**Figure content listings:**
....

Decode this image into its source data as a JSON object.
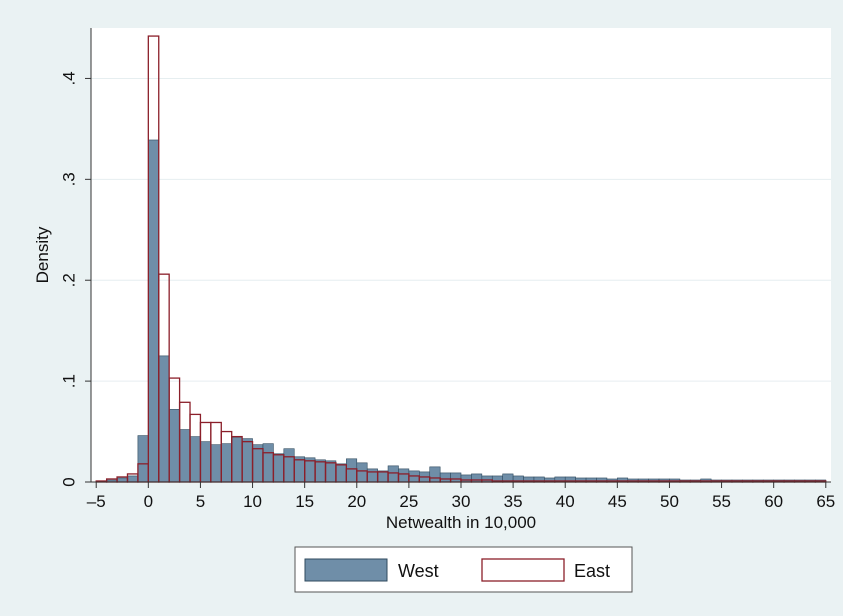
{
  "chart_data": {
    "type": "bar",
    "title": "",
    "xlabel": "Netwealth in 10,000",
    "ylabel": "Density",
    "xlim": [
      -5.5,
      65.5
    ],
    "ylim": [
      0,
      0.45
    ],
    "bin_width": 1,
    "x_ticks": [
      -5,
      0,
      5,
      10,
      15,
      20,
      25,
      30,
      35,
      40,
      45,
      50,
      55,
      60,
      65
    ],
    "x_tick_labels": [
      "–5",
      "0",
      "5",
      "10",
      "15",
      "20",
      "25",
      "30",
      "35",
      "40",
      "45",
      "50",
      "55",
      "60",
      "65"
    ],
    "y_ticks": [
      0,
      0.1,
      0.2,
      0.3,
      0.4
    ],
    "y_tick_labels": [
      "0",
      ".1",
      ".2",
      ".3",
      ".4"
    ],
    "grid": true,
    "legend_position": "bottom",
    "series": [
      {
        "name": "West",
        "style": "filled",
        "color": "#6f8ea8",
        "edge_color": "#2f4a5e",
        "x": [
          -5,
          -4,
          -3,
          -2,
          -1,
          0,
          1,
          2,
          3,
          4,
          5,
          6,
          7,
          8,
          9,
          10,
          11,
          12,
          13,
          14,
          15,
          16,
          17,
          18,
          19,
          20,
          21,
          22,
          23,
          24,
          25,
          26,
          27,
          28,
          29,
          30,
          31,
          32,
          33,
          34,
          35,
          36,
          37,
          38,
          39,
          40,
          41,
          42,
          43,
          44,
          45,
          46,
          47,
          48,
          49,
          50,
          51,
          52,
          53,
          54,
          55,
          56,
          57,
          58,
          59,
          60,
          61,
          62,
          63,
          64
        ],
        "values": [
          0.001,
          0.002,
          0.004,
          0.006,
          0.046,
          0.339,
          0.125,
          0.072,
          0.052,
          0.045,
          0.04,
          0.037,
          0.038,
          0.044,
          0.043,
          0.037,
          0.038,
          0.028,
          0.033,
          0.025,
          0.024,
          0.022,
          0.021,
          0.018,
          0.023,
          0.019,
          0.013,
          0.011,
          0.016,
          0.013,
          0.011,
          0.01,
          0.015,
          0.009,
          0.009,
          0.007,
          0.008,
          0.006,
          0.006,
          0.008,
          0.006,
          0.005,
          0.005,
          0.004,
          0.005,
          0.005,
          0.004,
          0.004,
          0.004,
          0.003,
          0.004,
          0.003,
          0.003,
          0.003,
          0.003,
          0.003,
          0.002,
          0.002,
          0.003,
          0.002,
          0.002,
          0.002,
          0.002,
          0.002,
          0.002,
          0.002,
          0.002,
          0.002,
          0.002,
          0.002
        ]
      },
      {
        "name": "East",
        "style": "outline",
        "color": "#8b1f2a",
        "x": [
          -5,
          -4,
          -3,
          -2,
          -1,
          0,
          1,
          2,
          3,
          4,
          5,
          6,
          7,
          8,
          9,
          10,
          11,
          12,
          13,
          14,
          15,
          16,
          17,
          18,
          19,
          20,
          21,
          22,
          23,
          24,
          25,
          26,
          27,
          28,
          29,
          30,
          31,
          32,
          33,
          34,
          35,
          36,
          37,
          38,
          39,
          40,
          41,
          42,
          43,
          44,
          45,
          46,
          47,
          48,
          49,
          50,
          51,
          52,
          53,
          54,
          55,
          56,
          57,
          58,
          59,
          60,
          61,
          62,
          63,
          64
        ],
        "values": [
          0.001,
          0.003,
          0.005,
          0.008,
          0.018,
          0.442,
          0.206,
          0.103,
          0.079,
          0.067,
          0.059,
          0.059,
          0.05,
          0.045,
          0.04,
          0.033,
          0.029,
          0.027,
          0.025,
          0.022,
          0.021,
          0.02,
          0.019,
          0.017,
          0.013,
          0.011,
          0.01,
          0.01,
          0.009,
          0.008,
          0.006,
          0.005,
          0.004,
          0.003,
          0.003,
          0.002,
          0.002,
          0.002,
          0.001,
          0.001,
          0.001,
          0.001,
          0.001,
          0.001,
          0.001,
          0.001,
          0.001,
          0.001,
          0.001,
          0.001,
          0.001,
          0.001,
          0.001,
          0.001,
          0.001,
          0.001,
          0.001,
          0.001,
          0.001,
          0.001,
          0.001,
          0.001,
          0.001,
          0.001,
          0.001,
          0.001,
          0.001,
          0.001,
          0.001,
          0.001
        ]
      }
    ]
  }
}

....

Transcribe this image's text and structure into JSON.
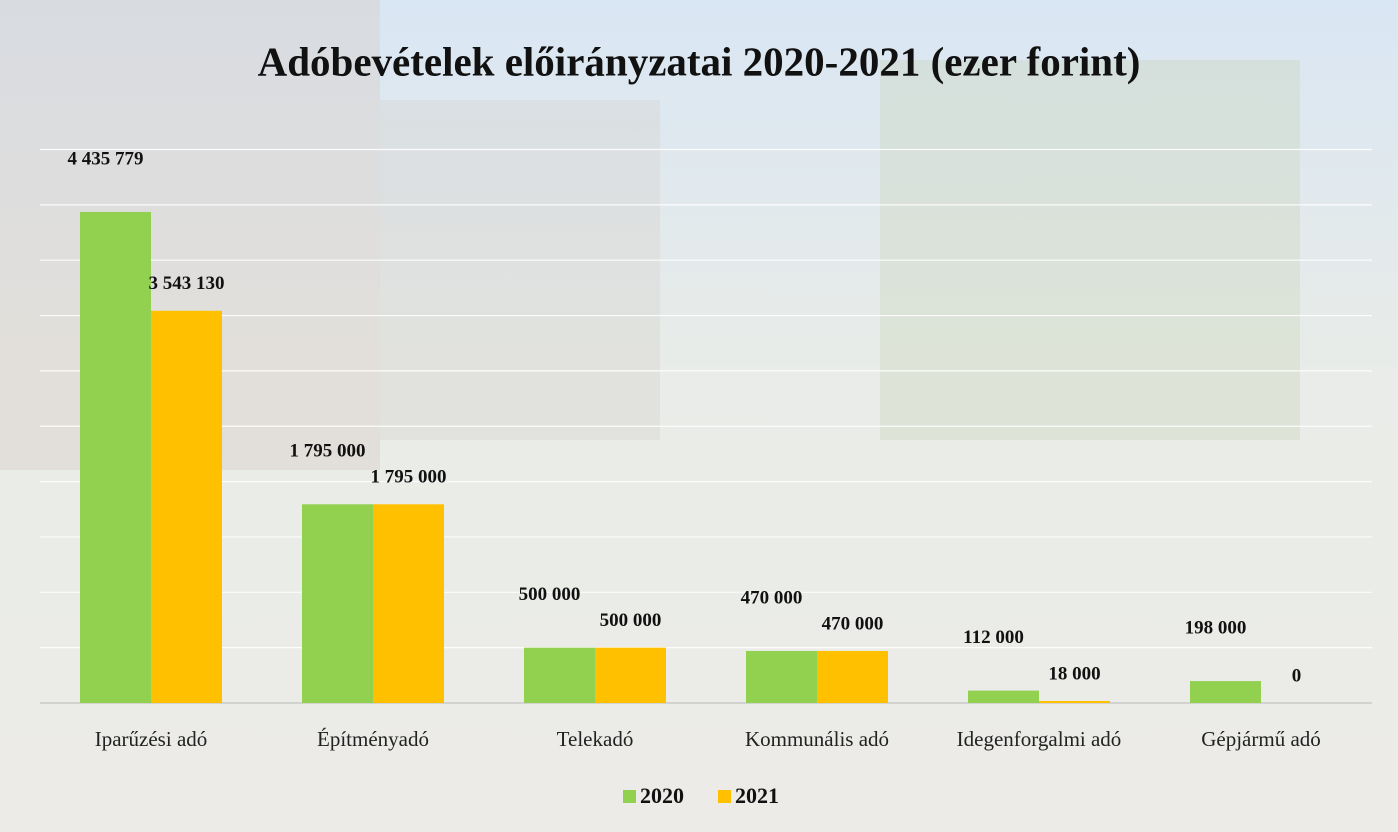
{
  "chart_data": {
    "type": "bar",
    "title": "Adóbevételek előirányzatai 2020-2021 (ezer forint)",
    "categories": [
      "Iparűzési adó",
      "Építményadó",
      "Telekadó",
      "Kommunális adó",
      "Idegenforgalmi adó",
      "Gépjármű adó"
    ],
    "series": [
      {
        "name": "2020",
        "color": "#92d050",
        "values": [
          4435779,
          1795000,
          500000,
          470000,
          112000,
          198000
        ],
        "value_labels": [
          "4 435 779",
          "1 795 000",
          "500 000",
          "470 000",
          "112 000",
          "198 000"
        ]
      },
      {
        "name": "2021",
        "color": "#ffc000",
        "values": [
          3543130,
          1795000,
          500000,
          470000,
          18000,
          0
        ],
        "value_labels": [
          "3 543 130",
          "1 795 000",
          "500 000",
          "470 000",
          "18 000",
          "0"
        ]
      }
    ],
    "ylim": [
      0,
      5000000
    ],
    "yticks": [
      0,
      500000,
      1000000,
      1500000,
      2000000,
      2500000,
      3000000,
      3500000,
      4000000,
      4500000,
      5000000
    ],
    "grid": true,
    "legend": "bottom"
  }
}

....

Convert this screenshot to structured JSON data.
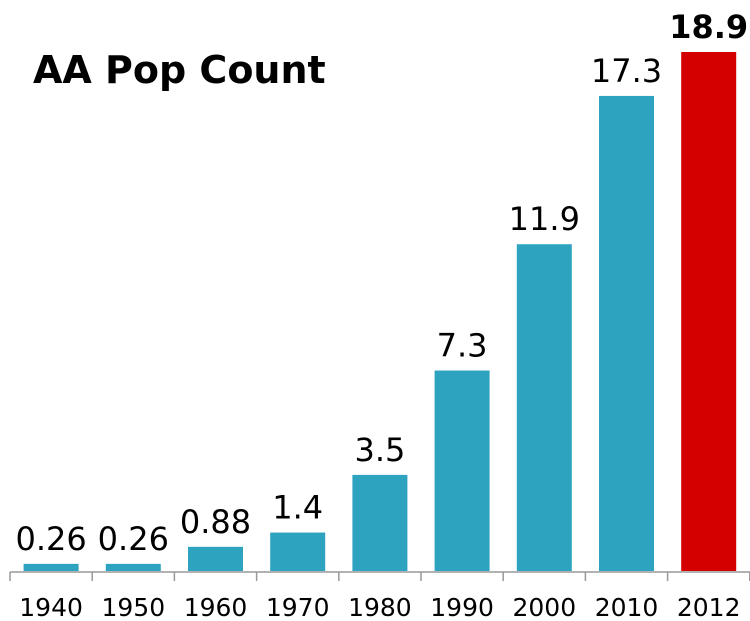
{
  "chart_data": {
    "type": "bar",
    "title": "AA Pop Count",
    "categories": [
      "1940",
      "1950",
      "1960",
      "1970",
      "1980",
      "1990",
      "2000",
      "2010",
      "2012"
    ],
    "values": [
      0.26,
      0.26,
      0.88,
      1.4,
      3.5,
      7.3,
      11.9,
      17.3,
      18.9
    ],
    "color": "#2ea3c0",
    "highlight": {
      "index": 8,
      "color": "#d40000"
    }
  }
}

....

**WHAT THE TASK REQUIRES:**
Return each line in the records that holds the string "bottom".

**FINAL RESULT:**
    "legend_position": "bottom",
    "legend": "bottom"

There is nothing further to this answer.